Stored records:
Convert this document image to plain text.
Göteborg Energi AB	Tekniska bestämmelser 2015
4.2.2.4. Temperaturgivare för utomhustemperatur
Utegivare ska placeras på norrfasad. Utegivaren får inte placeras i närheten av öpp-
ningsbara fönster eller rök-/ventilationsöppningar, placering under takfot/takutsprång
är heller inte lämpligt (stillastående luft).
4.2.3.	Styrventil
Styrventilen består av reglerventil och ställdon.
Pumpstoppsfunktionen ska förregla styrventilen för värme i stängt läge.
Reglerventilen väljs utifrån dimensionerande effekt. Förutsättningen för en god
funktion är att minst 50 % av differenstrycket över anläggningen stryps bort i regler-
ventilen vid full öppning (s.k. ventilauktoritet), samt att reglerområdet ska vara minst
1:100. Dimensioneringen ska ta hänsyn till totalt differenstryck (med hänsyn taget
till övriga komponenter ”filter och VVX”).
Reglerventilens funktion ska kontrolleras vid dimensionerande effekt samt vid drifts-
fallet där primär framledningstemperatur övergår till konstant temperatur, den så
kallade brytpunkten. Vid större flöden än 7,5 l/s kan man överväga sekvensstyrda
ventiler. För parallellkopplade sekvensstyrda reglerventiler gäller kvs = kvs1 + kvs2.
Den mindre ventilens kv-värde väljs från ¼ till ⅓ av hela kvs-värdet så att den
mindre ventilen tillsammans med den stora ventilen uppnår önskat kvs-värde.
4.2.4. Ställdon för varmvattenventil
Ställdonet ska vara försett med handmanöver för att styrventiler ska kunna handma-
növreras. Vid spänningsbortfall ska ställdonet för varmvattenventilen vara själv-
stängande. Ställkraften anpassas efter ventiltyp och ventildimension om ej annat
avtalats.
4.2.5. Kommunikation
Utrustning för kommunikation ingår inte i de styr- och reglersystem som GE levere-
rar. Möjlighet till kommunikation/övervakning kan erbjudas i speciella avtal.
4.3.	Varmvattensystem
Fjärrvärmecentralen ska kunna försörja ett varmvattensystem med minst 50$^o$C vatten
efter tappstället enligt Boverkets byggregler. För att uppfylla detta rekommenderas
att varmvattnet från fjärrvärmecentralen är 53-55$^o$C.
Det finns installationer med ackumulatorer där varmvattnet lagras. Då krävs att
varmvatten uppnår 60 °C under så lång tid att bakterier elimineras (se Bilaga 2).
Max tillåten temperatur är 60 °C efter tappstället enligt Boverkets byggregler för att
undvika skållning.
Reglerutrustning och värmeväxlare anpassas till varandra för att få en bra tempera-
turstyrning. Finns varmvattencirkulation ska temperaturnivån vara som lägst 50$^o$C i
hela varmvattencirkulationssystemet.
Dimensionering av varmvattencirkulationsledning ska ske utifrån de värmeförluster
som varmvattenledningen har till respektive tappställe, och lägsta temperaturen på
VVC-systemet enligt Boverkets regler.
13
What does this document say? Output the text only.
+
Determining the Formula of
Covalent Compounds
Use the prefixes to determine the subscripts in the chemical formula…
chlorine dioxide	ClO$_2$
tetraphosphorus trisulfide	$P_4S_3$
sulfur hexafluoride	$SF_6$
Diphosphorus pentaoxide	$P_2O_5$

• [TASK INSTRUCTIONS]:
All of the lines above need to be given again exactly.

• [SOLUTION]:
Convert this document image to plain text.
Göteborg Energi AB	Tekniska bestämmelser 2015
4.2.2.4. Temperaturgivare för utomhustemperatur
Utegivare ska placeras på norrfasad. Utegivaren får inte placeras i närheten av öpp-
ningsbara fönster eller rök-/ventilationsöppningar, placering under takfot/takutsprång
är heller inte lämpligt (stillastående luft).
4.2.3.	Styrventil
Styrventilen består av reglerventil och ställdon.
Pumpstoppsfunktionen ska förregla styrventilen för värme i stängt läge.
Reglerventilen väljs utifrån dimensionerande effekt. Förutsättningen för en god
funktion är att minst 50 % av differenstrycket över anläggningen stryps bort i regler-
ventilen vid full öppning (s.k. ventilauktoritet), samt att reglerområdet ska vara minst
1:100. Dimensioneringen ska ta hänsyn till totalt differenstryck (med hänsyn taget
till övriga komponenter ”filter och VVX”).
Reglerventilens funktion ska kontrolleras vid dimensionerande effekt samt vid drifts-
fallet där primär framledningstemperatur övergår till konstant temperatur, den så
kallade brytpunkten. Vid större flöden än 7,5 l/s kan man överväga sekvensstyrda
ventiler. För parallellkopplade sekvensstyrda reglerventiler gäller kvs = kvs1 + kvs2.
Den mindre ventilens kv-värde väljs från ¼ till ⅓ av hela kvs-värdet så att den
mindre ventilen tillsammans med den stora ventilen uppnår önskat kvs-värde.
4.2.4. Ställdon för varmvattenventil
Ställdonet ska vara försett med handmanöver för att styrventiler ska kunna handma-
növreras. Vid spänningsbortfall ska ställdonet för varmvattenventilen vara själv-
stängande. Ställkraften anpassas efter ventiltyp och ventildimension om ej annat
avtalats.
4.2.5. Kommunikation
Utrustning för kommunikation ingår inte i de styr- och reglersystem som GE levere-
rar. Möjlighet till kommunikation/övervakning kan erbjudas i speciella avtal.
4.3.	Varmvattensystem
Fjärrvärmecentralen ska kunna försörja ett varmvattensystem med minst 50$^o$C vatten
efter tappstället enligt Boverkets byggregler. För att uppfylla detta rekommenderas
att varmvattnet från fjärrvärmecentralen är 53-55$^o$C.
Det finns installationer med ackumulatorer där varmvattnet lagras. Då krävs att
varmvatten uppnår 60 °C under så lång tid att bakterier elimineras (se Bilaga 2).
Max tillåten temperatur är 60 °C efter tappstället enligt Boverkets byggregler för att
undvika skållning.
Reglerutrustning och värmeväxlare anpassas till varandra för att få en bra tempera-
turstyrning. Finns varmvattencirkulation ska temperaturnivån vara som lägst 50$^o$C i
hela varmvattencirkulationssystemet.
Dimensionering av varmvattencirkulationsledning ska ske utifrån de värmeförluster
som varmvattenledningen har till respektive tappställe, och lägsta temperaturen på
VVC-systemet enligt Boverkets regler.
13
What does this document say? Output the text only.
+
Determining the Formula of
Covalent Compounds
Use the prefixes to determine the subscripts in the chemical formula…
chlorine dioxide	ClO$_2$
tetraphosphorus trisulfide	$P_4S_3$
sulfur hexafluoride	$SF_6$
Diphosphorus pentaoxide	$P_2O_5$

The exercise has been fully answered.